[Dataset entries]
** Begin **

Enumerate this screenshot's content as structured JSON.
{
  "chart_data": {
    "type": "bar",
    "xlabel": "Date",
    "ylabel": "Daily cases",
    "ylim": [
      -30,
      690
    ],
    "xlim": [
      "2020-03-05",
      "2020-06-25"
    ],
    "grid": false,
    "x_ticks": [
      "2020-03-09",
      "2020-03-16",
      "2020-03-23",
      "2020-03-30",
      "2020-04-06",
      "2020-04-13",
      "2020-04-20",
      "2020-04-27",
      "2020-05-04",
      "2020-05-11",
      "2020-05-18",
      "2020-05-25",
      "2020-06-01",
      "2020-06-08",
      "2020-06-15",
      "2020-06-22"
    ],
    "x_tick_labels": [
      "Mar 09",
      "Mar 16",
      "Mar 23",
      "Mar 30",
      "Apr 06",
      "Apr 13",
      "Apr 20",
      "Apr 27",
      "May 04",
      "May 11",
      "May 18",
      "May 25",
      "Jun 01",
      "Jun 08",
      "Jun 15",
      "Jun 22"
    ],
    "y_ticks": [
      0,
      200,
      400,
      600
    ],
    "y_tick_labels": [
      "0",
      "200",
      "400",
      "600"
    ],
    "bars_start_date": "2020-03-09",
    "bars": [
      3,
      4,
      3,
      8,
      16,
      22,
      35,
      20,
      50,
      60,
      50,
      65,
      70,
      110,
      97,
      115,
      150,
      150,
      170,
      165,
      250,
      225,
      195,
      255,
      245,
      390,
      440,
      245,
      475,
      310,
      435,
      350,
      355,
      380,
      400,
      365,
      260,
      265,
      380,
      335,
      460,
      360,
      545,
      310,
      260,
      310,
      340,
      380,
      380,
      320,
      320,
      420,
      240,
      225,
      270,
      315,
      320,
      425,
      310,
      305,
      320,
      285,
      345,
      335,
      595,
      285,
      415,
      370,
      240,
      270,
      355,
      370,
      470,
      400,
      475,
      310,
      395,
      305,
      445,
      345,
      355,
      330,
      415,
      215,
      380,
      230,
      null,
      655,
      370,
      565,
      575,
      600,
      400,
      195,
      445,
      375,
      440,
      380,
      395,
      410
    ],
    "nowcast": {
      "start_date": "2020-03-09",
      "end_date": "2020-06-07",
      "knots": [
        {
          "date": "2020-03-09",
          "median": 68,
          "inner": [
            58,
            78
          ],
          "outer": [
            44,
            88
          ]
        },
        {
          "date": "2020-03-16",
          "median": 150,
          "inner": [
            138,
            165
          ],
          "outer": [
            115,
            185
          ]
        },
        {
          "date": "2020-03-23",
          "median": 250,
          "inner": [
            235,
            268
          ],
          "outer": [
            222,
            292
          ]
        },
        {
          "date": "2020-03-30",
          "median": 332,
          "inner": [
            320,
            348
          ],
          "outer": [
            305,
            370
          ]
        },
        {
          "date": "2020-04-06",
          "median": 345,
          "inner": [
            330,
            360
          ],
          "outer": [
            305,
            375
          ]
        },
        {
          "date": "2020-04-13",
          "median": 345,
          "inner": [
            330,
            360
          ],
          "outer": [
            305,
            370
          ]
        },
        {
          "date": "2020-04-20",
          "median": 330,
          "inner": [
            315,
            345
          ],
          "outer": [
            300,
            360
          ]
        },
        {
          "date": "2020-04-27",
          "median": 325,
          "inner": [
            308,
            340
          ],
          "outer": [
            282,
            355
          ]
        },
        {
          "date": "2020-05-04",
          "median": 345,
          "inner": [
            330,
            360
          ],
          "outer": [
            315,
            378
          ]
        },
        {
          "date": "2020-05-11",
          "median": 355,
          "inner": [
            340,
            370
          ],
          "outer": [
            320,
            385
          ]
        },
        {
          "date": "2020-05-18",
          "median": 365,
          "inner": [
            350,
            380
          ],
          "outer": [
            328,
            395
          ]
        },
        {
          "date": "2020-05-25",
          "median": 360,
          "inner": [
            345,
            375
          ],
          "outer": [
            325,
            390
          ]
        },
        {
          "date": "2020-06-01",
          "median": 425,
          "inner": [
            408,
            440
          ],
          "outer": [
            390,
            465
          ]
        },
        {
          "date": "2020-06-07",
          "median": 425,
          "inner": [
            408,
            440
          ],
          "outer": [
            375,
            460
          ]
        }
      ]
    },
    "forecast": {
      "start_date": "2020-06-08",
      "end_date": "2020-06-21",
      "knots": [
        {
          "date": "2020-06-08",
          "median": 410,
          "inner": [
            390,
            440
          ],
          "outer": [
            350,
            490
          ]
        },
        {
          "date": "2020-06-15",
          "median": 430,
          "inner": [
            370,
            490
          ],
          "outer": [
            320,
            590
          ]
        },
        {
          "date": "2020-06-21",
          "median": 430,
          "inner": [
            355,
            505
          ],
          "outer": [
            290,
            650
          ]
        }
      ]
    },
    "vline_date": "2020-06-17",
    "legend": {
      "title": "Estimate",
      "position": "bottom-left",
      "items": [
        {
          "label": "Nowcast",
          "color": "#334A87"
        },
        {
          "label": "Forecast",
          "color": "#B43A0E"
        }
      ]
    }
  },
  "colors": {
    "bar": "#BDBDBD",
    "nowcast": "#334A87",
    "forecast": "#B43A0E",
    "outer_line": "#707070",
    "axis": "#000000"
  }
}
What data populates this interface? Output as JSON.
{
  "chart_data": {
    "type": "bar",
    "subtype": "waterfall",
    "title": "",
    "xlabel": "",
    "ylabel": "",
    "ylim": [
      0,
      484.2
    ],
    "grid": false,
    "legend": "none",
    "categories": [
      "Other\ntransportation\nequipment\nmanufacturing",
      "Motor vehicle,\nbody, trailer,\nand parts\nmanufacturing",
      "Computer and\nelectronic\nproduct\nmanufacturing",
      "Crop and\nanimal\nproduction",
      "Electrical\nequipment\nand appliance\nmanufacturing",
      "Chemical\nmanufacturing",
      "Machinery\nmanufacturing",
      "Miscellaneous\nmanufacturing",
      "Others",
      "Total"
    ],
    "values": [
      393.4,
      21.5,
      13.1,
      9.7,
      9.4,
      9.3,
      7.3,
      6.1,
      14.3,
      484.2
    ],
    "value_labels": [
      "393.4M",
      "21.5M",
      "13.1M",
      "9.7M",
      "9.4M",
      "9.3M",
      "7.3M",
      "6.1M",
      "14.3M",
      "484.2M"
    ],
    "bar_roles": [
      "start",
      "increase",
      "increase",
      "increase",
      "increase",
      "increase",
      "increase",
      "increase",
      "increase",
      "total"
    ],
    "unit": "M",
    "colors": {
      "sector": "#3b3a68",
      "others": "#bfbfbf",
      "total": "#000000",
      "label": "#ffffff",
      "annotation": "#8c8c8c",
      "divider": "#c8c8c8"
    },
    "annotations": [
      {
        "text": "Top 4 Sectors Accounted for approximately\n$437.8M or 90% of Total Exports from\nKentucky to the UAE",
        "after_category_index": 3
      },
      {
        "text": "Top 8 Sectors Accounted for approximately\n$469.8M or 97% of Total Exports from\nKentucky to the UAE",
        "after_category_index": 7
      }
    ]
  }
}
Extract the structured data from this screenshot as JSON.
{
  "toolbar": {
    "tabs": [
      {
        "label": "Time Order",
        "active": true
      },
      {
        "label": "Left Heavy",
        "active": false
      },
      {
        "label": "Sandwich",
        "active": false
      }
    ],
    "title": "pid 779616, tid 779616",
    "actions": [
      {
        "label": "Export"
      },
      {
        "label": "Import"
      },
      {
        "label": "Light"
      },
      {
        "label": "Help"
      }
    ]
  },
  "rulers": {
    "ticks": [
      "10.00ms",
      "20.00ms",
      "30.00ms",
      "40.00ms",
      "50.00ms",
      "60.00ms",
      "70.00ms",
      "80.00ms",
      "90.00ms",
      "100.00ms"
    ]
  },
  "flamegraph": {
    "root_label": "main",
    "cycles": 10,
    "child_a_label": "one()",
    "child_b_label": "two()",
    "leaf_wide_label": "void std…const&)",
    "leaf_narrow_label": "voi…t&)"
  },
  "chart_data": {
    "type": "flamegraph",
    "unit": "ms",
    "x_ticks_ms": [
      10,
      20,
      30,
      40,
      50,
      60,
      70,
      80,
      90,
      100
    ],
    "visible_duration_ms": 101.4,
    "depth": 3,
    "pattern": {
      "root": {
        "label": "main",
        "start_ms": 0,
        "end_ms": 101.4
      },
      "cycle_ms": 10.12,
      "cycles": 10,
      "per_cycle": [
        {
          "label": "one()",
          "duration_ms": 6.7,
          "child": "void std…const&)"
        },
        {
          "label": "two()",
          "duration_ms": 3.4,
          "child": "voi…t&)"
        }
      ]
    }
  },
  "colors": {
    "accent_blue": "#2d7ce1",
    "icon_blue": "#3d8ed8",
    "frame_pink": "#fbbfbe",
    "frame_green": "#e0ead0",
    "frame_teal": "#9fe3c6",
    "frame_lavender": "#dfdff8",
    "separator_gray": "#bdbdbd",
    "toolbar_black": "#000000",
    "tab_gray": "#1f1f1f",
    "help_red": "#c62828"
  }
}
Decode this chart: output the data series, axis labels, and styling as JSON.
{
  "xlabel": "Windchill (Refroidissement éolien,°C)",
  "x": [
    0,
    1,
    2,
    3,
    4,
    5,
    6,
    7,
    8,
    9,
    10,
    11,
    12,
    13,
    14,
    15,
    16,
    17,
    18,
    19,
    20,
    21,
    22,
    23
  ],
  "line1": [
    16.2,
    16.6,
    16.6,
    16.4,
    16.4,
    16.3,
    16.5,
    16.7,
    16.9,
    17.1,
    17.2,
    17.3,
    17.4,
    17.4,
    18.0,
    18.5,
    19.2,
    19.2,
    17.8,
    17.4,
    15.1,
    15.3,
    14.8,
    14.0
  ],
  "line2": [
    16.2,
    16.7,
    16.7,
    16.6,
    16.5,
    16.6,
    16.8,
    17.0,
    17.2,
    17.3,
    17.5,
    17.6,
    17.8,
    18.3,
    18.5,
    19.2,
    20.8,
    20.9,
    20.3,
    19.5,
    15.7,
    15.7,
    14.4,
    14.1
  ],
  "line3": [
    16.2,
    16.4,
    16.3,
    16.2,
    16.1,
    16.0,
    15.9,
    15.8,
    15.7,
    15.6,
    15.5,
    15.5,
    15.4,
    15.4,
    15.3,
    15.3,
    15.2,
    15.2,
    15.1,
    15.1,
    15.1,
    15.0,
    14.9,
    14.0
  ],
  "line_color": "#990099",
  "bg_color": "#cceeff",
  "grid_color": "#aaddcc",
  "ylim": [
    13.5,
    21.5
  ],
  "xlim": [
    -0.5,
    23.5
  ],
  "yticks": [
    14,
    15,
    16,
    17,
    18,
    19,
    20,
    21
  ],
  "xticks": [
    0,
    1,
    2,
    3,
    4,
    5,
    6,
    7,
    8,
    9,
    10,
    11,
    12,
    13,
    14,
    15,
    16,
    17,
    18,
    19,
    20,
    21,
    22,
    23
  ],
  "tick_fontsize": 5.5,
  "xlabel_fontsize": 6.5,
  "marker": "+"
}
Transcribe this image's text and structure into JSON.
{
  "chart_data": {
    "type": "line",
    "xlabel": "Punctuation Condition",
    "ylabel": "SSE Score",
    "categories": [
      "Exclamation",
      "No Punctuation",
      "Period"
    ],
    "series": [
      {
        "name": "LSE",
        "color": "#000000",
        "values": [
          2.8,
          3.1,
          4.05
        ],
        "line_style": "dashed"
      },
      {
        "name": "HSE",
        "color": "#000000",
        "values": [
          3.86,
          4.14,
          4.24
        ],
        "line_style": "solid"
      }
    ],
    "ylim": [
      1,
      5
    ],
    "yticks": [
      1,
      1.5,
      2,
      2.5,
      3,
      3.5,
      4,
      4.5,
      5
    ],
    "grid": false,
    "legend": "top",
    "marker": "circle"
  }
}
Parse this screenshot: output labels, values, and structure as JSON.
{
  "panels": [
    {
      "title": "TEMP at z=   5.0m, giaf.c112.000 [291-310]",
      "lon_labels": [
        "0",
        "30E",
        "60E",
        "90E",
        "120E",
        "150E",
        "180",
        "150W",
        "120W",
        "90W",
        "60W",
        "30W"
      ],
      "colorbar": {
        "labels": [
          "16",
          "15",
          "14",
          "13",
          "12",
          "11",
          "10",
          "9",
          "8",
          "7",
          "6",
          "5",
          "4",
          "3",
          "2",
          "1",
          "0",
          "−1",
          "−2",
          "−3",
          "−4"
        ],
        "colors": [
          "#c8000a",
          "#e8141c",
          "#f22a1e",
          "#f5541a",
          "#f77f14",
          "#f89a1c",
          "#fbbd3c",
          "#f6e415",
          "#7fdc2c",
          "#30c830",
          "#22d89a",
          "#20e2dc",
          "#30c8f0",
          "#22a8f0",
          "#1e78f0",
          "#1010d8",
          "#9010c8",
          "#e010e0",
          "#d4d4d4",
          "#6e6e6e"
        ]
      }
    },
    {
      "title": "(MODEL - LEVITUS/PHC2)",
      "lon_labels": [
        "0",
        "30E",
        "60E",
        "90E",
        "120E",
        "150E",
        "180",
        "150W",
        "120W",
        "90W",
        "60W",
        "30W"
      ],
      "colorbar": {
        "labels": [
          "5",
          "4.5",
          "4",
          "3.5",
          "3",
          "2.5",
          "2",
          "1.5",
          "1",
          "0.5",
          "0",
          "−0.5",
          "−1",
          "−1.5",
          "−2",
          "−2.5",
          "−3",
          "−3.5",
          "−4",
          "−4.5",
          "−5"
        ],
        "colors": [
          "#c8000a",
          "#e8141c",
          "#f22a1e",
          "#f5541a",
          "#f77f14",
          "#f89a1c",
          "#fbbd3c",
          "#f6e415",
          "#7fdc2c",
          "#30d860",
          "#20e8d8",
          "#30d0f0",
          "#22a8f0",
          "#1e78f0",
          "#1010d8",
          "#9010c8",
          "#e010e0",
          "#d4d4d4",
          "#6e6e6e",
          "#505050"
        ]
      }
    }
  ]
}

** End **

▸ Work to complete:
Wherever a line in the data above holds "text", copy that line.

▸ Complete output:
        "text": "Top 4 Sectors Accounted for approximately\n$437.8M or 90% of Total Exports from\nKentucky to the UAE",
        "text": "Top 8 Sectors Accounted for approximately\n$469.8M or 97% of Total Exports from\nKentucky to the UAE",
Transcribe this image's text and structure into JSON.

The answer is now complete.